Output the entries below exactly as written, omitting pictures.

□ □ □

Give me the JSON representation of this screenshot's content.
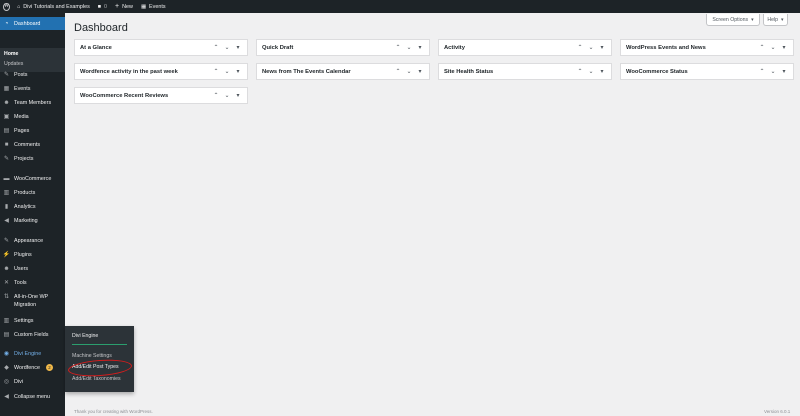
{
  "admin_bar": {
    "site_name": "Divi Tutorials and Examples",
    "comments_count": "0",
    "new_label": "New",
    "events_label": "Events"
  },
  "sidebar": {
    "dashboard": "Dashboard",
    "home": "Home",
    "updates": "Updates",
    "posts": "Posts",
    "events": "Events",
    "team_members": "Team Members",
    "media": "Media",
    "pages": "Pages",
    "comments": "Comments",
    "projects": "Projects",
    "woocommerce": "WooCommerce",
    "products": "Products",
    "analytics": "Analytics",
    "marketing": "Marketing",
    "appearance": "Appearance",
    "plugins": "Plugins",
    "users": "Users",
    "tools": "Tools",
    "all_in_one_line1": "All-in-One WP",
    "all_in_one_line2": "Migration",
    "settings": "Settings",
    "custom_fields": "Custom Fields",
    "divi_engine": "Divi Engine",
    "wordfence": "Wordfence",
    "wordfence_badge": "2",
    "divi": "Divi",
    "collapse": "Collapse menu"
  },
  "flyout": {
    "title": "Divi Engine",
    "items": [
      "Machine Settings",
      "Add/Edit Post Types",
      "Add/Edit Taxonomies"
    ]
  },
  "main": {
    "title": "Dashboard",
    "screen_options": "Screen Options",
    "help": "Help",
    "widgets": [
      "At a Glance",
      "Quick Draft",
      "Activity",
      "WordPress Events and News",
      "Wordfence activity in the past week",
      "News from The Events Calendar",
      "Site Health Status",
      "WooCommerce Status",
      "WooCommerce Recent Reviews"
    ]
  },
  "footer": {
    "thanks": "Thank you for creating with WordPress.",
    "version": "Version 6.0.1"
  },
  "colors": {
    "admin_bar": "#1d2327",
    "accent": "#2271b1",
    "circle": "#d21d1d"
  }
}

□ □ □

▶ Finished exercise
Give me the JSON representation of this screenshot's content.
{
  "admin_bar": {
    "site_name": "Divi Tutorials and Examples",
    "comments_count": "0",
    "new_label": "New",
    "events_label": "Events"
  },
  "sidebar": {
    "dashboard": "Dashboard",
    "home": "Home",
    "updates": "Updates",
    "posts": "Posts",
    "events": "Events",
    "team_members": "Team Members",
    "media": "Media",
    "pages": "Pages",
    "comments": "Comments",
    "projects": "Projects",
    "woocommerce": "WooCommerce",
    "products": "Products",
    "analytics": "Analytics",
    "marketing": "Marketing",
    "appearance": "Appearance",
    "plugins": "Plugins",
    "users": "Users",
    "tools": "Tools",
    "all_in_one_line1": "All-in-One WP",
    "all_in_one_line2": "Migration",
    "settings": "Settings",
    "custom_fields": "Custom Fields",
    "divi_engine": "Divi Engine",
    "wordfence": "Wordfence",
    "wordfence_badge": "2",
    "divi": "Divi",
    "collapse": "Collapse menu"
  },
  "flyout": {
    "title": "Divi Engine",
    "items": [
      "Machine Settings",
      "Add/Edit Post Types",
      "Add/Edit Taxonomies"
    ]
  },
  "main": {
    "title": "Dashboard",
    "screen_options": "Screen Options",
    "help": "Help",
    "widgets": [
      "At a Glance",
      "Quick Draft",
      "Activity",
      "WordPress Events and News",
      "Wordfence activity in the past week",
      "News from The Events Calendar",
      "Site Health Status",
      "WooCommerce Status",
      "WooCommerce Recent Reviews"
    ]
  },
  "footer": {
    "thanks": "Thank you for creating with WordPress.",
    "version": "Version 6.0.1"
  },
  "colors": {
    "admin_bar": "#1d2327",
    "accent": "#2271b1",
    "circle": "#d21d1d"
  }
}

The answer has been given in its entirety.